→ **Written request**
Repeat everything in the material exactly.

→ **Stored data**
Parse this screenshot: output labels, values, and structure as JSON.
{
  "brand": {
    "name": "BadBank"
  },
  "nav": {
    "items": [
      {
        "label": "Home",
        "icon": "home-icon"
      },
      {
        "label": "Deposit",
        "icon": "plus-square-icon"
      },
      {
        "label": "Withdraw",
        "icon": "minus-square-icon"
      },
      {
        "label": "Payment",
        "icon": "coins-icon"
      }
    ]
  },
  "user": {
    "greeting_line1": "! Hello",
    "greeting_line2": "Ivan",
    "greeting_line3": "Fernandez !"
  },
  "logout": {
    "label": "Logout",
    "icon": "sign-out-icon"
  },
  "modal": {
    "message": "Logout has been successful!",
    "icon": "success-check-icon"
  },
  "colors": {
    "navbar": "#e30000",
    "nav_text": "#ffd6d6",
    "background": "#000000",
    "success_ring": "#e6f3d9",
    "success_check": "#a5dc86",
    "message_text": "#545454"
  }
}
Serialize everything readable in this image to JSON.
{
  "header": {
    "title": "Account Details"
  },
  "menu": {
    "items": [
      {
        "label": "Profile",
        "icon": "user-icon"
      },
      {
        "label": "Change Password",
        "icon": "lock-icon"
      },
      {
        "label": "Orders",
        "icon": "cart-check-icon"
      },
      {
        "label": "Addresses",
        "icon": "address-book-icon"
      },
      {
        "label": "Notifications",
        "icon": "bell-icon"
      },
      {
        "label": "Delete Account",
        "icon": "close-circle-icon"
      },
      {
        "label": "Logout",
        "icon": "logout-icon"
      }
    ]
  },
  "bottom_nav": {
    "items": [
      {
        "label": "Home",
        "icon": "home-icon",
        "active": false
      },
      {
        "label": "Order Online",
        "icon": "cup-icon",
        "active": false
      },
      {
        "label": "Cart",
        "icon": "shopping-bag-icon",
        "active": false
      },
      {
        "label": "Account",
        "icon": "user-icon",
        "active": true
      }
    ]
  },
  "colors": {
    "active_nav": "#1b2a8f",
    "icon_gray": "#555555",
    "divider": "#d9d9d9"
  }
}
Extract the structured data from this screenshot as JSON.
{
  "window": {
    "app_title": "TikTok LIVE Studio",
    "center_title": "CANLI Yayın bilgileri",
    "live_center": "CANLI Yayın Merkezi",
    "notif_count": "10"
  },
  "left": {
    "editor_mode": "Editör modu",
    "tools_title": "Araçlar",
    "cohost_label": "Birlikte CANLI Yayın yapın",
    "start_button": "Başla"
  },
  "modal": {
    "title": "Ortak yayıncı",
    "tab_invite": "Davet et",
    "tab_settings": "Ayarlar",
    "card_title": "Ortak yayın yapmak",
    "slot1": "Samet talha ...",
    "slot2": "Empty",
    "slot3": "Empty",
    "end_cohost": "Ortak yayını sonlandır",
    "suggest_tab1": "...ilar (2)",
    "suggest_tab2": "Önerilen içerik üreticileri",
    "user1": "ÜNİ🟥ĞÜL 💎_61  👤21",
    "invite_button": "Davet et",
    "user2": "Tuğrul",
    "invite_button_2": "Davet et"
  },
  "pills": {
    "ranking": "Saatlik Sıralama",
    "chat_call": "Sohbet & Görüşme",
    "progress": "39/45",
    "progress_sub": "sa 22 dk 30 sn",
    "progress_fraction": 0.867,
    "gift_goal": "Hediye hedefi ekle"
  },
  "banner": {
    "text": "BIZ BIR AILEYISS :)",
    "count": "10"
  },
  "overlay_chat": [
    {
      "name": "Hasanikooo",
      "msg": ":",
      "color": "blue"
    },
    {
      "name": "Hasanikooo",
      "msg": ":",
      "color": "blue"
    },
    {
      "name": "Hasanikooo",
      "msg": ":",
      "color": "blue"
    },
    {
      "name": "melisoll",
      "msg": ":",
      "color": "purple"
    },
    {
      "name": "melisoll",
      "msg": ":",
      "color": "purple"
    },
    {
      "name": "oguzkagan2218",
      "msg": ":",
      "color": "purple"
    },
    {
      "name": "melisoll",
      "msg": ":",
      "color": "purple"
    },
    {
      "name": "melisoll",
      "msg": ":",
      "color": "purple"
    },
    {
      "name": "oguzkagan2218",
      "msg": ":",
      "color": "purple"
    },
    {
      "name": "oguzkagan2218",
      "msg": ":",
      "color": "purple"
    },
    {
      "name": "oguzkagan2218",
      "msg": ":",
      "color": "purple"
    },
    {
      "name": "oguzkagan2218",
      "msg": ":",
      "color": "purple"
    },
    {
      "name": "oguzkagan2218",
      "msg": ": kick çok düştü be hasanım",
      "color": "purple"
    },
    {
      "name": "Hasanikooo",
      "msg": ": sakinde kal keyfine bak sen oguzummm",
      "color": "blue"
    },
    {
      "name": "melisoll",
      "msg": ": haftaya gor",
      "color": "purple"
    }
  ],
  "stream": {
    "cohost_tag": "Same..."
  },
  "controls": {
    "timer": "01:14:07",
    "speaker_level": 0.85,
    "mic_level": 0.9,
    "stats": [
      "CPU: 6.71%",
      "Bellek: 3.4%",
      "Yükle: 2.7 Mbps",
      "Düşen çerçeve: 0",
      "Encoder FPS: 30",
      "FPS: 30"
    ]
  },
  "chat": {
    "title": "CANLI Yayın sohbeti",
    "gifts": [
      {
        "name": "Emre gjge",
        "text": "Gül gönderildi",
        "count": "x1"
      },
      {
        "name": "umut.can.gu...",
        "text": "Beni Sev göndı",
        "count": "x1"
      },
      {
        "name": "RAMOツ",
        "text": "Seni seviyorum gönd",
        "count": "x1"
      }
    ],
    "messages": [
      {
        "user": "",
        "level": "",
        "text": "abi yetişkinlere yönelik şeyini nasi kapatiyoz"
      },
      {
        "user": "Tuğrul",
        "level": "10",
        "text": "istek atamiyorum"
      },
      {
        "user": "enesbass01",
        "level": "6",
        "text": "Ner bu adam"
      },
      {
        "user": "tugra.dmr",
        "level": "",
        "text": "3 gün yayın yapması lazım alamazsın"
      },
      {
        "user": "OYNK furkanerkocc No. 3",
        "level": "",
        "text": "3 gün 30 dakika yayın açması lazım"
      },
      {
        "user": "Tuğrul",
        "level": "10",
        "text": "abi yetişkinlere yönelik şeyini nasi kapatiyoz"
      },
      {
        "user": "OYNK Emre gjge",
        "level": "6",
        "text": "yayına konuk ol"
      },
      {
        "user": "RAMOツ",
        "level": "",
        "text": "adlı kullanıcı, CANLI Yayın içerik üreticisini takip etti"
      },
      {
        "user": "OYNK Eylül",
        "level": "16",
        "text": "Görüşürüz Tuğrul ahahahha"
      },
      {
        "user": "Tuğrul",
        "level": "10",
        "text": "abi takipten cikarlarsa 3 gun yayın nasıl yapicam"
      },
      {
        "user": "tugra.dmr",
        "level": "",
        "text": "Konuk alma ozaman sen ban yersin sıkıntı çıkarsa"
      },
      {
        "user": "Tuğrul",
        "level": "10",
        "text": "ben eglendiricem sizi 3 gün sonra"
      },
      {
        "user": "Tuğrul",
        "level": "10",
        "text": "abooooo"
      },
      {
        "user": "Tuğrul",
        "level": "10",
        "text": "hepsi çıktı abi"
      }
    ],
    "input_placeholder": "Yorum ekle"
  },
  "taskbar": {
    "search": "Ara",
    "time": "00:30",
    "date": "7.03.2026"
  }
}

→ **Task result**
Parse this screenshot: output labels, values, and structure as JSON.
{
  "brand": {
    "name": "BadBank"
  },
  "nav": {
    "items": [
      {
        "label": "Home",
        "icon": "home-icon"
      },
      {
        "label": "Deposit",
        "icon": "plus-square-icon"
      },
      {
        "label": "Withdraw",
        "icon": "minus-square-icon"
      },
      {
        "label": "Payment",
        "icon": "coins-icon"
      }
    ]
  },
  "user": {
    "greeting_line1": "! Hello",
    "greeting_line2": "Ivan",
    "greeting_line3": "Fernandez !"
  },
  "logout": {
    "label": "Logout",
    "icon": "sign-out-icon"
  },
  "modal": {
    "message": "Logout has been successful!",
    "icon": "success-check-icon"
  },
  "colors": {
    "navbar": "#e30000",
    "nav_text": "#ffd6d6",
    "background": "#000000",
    "success_ring": "#e6f3d9",
    "success_check": "#a5dc86",
    "message_text": "#545454"
  }
}
Serialize everything readable in this image to JSON.
{
  "header": {
    "title": "Account Details"
  },
  "menu": {
    "items": [
      {
        "label": "Profile",
        "icon": "user-icon"
      },
      {
        "label": "Change Password",
        "icon": "lock-icon"
      },
      {
        "label": "Orders",
        "icon": "cart-check-icon"
      },
      {
        "label": "Addresses",
        "icon": "address-book-icon"
      },
      {
        "label": "Notifications",
        "icon": "bell-icon"
      },
      {
        "label": "Delete Account",
        "icon": "close-circle-icon"
      },
      {
        "label": "Logout",
        "icon": "logout-icon"
      }
    ]
  },
  "bottom_nav": {
    "items": [
      {
        "label": "Home",
        "icon": "home-icon",
        "active": false
      },
      {
        "label": "Order Online",
        "icon": "cup-icon",
        "active": false
      },
      {
        "label": "Cart",
        "icon": "shopping-bag-icon",
        "active": false
      },
      {
        "label": "Account",
        "icon": "user-icon",
        "active": true
      }
    ]
  },
  "colors": {
    "active_nav": "#1b2a8f",
    "icon_gray": "#555555",
    "divider": "#d9d9d9"
  }
}
Extract the structured data from this screenshot as JSON.
{
  "window": {
    "app_title": "TikTok LIVE Studio",
    "center_title": "CANLI Yayın bilgileri",
    "live_center": "CANLI Yayın Merkezi",
    "notif_count": "10"
  },
  "left": {
    "editor_mode": "Editör modu",
    "tools_title": "Araçlar",
    "cohost_label": "Birlikte CANLI Yayın yapın",
    "start_button": "Başla"
  },
  "modal": {
    "title": "Ortak yayıncı",
    "tab_invite": "Davet et",
    "tab_settings": "Ayarlar",
    "card_title": "Ortak yayın yapmak",
    "slot1": "Samet talha ...",
    "slot2": "Empty",
    "slot3": "Empty",
    "end_cohost": "Ortak yayını sonlandır",
    "suggest_tab1": "...ilar (2)",
    "suggest_tab2": "Önerilen içerik üreticileri",
    "user1": "ÜNİ🟥ĞÜL 💎_61  👤21",
    "invite_button": "Davet et",
    "user2": "Tuğrul",
    "invite_button_2": "Davet et"
  },
  "pills": {
    "ranking": "Saatlik Sıralama",
    "chat_call": "Sohbet & Görüşme",
    "progress": "39/45",
    "progress_sub": "sa 22 dk 30 sn",
    "progress_fraction": 0.867,
    "gift_goal": "Hediye hedefi ekle"
  },
  "banner": {
    "text": "BIZ BIR AILEYISS :)",
    "count": "10"
  },
  "overlay_chat": [
    {
      "name": "Hasanikooo",
      "msg": ":",
      "color": "blue"
    },
    {
      "name": "Hasanikooo",
      "msg": ":",
      "color": "blue"
    },
    {
      "name": "Hasanikooo",
      "msg": ":",
      "color": "blue"
    },
    {
      "name": "melisoll",
      "msg": ":",
      "color": "purple"
    },
    {
      "name": "melisoll",
      "msg": ":",
      "color": "purple"
    },
    {
      "name": "oguzkagan2218",
      "msg": ":",
      "color": "purple"
    },
    {
      "name": "melisoll",
      "msg": ":",
      "color": "purple"
    },
    {
      "name": "melisoll",
      "msg": ":",
      "color": "purple"
    },
    {
      "name": "oguzkagan2218",
      "msg": ":",
      "color": "purple"
    },
    {
      "name": "oguzkagan2218",
      "msg": ":",
      "color": "purple"
    },
    {
      "name": "oguzkagan2218",
      "msg": ":",
      "color": "purple"
    },
    {
      "name": "oguzkagan2218",
      "msg": ":",
      "color": "purple"
    },
    {
      "name": "oguzkagan2218",
      "msg": ": kick çok düştü be hasanım",
      "color": "purple"
    },
    {
      "name": "Hasanikooo",
      "msg": ": sakinde kal keyfine bak sen oguzummm",
      "color": "blue"
    },
    {
      "name": "melisoll",
      "msg": ": haftaya gor",
      "color": "purple"
    }
  ],
  "stream": {
    "cohost_tag": "Same..."
  },
  "controls": {
    "timer": "01:14:07",
    "speaker_level": 0.85,
    "mic_level": 0.9,
    "stats": [
      "CPU: 6.71%",
      "Bellek: 3.4%",
      "Yükle: 2.7 Mbps",
      "Düşen çerçeve: 0",
      "Encoder FPS: 30",
      "FPS: 30"
    ]
  },
  "chat": {
    "title": "CANLI Yayın sohbeti",
    "gifts": [
      {
        "name": "Emre gjge",
        "text": "Gül gönderildi",
        "count": "x1"
      },
      {
        "name": "umut.can.gu...",
        "text": "Beni Sev göndı",
        "count": "x1"
      },
      {
        "name": "RAMOツ",
        "text": "Seni seviyorum gönd",
        "count": "x1"
      }
    ],
    "messages": [
      {
        "user": "",
        "level": "",
        "text": "abi yetişkinlere yönelik şeyini nasi kapatiyoz"
      },
      {
        "user": "Tuğrul",
        "level": "10",
        "text": "istek atamiyorum"
      },
      {
        "user": "enesbass01",
        "level": "6",
        "text": "Ner bu adam"
      },
      {
        "user": "tugra.dmr",
        "level": "",
        "text": "3 gün yayın yapması lazım alamazsın"
      },
      {
        "user": "OYNK furkanerkocc No. 3",
        "level": "",
        "text": "3 gün 30 dakika yayın açması lazım"
      },
      {
        "user": "Tuğrul",
        "level": "10",
        "text": "abi yetişkinlere yönelik şeyini nasi kapatiyoz"
      },
      {
        "user": "OYNK Emre gjge",
        "level": "6",
        "text": "yayına konuk ol"
      },
      {
        "user": "RAMOツ",
        "level": "",
        "text": "adlı kullanıcı, CANLI Yayın içerik üreticisini takip etti"
      },
      {
        "user": "OYNK Eylül",
        "level": "16",
        "text": "Görüşürüz Tuğrul ahahahha"
      },
      {
        "user": "Tuğrul",
        "level": "10",
        "text": "abi takipten cikarlarsa 3 gun yayın nasıl yapicam"
      },
      {
        "user": "tugra.dmr",
        "level": "",
        "text": "Konuk alma ozaman sen ban yersin sıkıntı çıkarsa"
      },
      {
        "user": "Tuğrul",
        "level": "10",
        "text": "ben eglendiricem sizi 3 gün sonra"
      },
      {
        "user": "Tuğrul",
        "level": "10",
        "text": "abooooo"
      },
      {
        "user": "Tuğrul",
        "level": "10",
        "text": "hepsi çıktı abi"
      }
    ],
    "input_placeholder": "Yorum ekle"
  },
  "taskbar": {
    "search": "Ara",
    "time": "00:30",
    "date": "7.03.2026"
  }
}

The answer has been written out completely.